* _JOB_
Report every line in the listing that contains the string "shown".

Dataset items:

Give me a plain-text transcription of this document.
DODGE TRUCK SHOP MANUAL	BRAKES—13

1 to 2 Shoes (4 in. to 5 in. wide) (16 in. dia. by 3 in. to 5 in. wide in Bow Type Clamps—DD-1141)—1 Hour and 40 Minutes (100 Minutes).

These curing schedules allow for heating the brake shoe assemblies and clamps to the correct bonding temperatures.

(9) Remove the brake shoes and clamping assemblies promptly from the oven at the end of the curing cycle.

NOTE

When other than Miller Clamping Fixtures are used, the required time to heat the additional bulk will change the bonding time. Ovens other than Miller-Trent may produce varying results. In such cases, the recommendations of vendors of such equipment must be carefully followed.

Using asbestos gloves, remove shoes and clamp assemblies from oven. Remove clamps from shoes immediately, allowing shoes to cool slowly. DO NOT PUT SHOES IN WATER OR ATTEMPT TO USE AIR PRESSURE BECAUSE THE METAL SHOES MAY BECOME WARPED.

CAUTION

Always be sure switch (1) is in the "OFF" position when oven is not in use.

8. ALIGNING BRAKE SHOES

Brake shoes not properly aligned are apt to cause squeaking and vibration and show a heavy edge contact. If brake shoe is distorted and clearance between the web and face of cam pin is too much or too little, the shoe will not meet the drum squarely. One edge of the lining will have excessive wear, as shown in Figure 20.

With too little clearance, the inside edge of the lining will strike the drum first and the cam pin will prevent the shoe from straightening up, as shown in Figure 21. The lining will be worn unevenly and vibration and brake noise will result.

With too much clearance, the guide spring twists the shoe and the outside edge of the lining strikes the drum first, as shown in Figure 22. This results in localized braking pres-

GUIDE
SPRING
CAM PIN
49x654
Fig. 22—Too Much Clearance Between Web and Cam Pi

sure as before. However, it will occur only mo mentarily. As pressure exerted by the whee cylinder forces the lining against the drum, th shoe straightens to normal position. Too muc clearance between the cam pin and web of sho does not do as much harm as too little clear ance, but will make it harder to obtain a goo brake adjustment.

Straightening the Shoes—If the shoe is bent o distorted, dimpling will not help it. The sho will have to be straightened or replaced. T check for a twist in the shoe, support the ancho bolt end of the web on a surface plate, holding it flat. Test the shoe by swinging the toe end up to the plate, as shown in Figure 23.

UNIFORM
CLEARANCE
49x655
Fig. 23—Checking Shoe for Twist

* _EXERCISE ANSWER_
Brake shoes not properly aligned are apt to cause squeaking and vibration and show a heavy edge contact. If brake shoe is distorted and clearance between the web and face of cam pin is too much or too little, the shoe will not meet the drum squarely. One edge of the lining will have excessive wear, as shown in Figure 20.
With too little clearance, the inside edge of the lining will strike the drum first and the cam pin will prevent the shoe from straightening up, as shown in Figure 21. The lining will be worn unevenly and vibration and brake noise will result.
With too much clearance, the guide spring twists the shoe and the outside edge of the lining strikes the drum first, as shown in Figure 22. This results in localized braking pres-
Straightening the Shoes—If the shoe is bent o distorted, dimpling will not help it. The sho will have to be straightened or replaced. T check for a twist in the shoe, support the ancho bolt end of the web on a surface plate, holding it flat. Test the shoe by swinging the toe end up to the plate, as shown in Figure 23.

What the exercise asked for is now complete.